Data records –
** begin **
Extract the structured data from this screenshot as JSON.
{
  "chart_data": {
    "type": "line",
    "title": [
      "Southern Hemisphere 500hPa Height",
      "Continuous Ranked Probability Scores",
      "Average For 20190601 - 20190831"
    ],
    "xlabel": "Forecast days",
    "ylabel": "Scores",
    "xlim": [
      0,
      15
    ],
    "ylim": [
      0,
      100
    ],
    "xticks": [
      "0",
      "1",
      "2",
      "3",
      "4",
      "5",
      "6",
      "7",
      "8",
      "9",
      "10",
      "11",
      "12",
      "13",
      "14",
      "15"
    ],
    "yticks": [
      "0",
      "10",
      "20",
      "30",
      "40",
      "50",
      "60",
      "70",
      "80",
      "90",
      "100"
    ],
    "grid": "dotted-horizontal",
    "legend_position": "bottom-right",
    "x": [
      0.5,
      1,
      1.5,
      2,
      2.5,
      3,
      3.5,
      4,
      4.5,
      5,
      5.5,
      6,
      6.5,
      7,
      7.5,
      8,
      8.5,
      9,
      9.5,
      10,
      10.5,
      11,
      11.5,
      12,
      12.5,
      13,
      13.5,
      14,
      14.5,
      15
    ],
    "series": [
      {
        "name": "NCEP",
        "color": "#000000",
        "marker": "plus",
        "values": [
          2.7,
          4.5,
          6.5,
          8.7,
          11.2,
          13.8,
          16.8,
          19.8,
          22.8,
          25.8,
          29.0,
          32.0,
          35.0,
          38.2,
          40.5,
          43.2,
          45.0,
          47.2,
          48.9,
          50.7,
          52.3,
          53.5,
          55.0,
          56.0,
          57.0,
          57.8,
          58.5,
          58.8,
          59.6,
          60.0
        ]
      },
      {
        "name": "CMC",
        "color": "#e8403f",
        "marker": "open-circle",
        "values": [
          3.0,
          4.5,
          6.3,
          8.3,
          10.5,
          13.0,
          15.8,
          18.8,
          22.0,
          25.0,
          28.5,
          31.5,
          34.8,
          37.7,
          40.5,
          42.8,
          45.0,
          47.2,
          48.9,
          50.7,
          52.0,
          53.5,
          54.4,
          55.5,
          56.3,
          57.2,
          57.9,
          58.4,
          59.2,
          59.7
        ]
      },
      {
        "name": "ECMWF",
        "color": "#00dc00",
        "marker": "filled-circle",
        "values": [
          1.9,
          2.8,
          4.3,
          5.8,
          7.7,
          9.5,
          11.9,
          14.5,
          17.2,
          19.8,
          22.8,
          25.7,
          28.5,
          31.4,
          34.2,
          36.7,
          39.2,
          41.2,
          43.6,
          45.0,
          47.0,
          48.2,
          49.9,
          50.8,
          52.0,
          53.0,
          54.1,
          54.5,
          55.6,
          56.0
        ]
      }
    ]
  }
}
** end **
Scan the lines above for "circle", then copy every one that has it.

        "marker": "open-circle",
        "marker": "filled-circle",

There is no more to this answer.